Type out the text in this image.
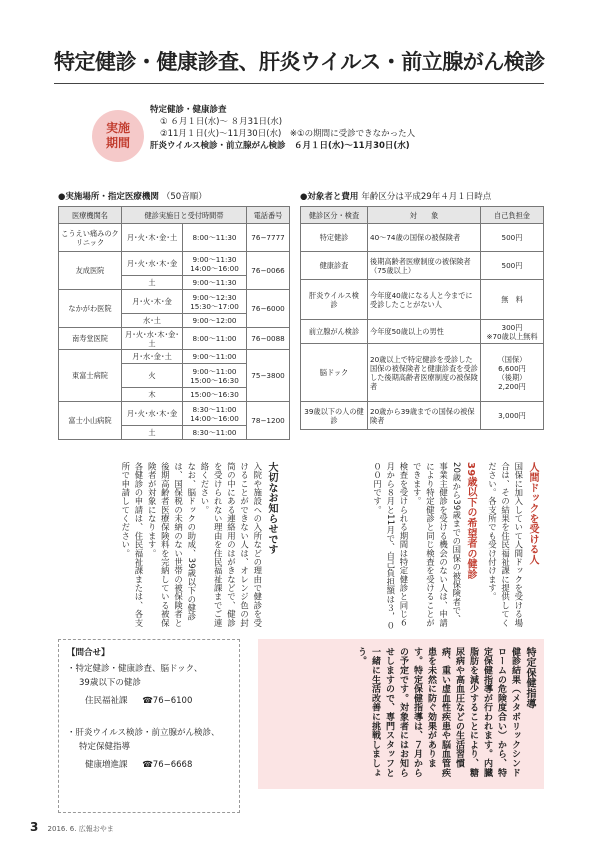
特定健診・健康診査、肝炎ウイルス・前立腺がん検診
実施
期間
特定健診・健康診査
① ６月１日(水)～ ８月31日(水)
②11月１日(火)～11月30日(水)　※①の期間に受診できなかった人
肝炎ウイルス検診・前立腺がん検診　６月１日(水)～11月30日(水)
●実施場所・指定医療機関 （50音順）
医療機関名	健診実施日と受付時間帯		電話番号
こうえい痛みのクリニック	月･火･木･金･土	8:00～11:30	76−7777
友成医院	月･火･水･木･金	9:00～11:30
14:00～16:00	76−0066
	土	9:00～11:30	
なかがわ医院	月･火･木･金	9:00～12:30
15:30～17:00	76−6000
	水･土	9:00～12:00	
南寿堂医院	月･火･水･木･金･土	8:00～11:00	76−0088
東富士病院	月･水･金･土	9:00～11:00	75−3800
	火	9:00～11:00
15:00～16:30	
	木	15:00～16:30	
富士小山病院	月･火･水･木･金	8:30～11:00
14:00～16:00	78−1200
	土	8:30～11:00	
●対象者と費用 年齢区分は平成29年４月１日時点
健診区分・検査	対　　象	自己負担金
特定健診	40～74歳の国保の被保険者	500円
健康診査	後期高齢者医療制度の被保険者（75歳以上）	500円
肝炎ウイルス検　診	今年度40歳になる人と今までに受診したことがない人	無　料
前立腺がん検診	今年度50歳以上の男性	300円
※70歳以上無料
脳ドック	20歳以上で特定健診を受診した国保の被保険者と健康診査を受診した後期高齢者医療制度の被保険者	（国保）
6,600円
（後期）
2,200円
39歳以下の人の健　診	20歳から39歳までの国保の被保険者	3,000円
人間ドックを受ける人
国保に加入していて人間ドックを受ける場合は、その結果を住民福祉課に提供してください。各支所でも受け付けます。
39歳以下の希望者の健診
20歳から39歳までの国保の被保険者で、事業主健診を受ける機会のない人は、申請により特定健診と同じ検査を受けることができます。
検査を受けられる期間は特定健診と同じ６月から８月と11月で、自己負担額は３，０００円です。
大切なお知らせです
入院や施設への入所などの理由で健診を受けることができない人は、オレンジ色の封筒の中にある連絡用のはがきなどで、健診を受けられない理由を住民福祉課までご連絡ください。
なお、脳ドックの助成、39歳以下の健診は、国保税の未納のない世帯の被保険者と後期高齢者医療保険料を完納している被保険者が対象になります。
各健診の申請は、住民福祉課または、各支所で申請してください。
【問合せ】
・特定健診・健康診査、脳ドック、
39歳以下の健診
住民福祉課 ☎76−6100
・肝炎ウイルス検診・前立腺がん検診、
特定保健指導
健康増進課 ☎76−6668
特定保健指導
健診結果（メタボリックシンドロームの危険度合い）から、特定保健指導が行われます。内臓脂肪を減少することにより、糖尿病や高血圧などの生活習慣病、重い虚血性疾患や脳血管疾患を未然に防ぐ効果があります。特定保健指導は、７月からの予定です。対象者にはお知らせしますので、専門スタッフと一緒に生活改善に挑戦しましょう。
3 2016. 6. 広報おやま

** PROBLEM REQUIREMENTS **
Find every line containing the word "前立腺がん検診", then give the total and nothing more.

** FINISHED TASK **
4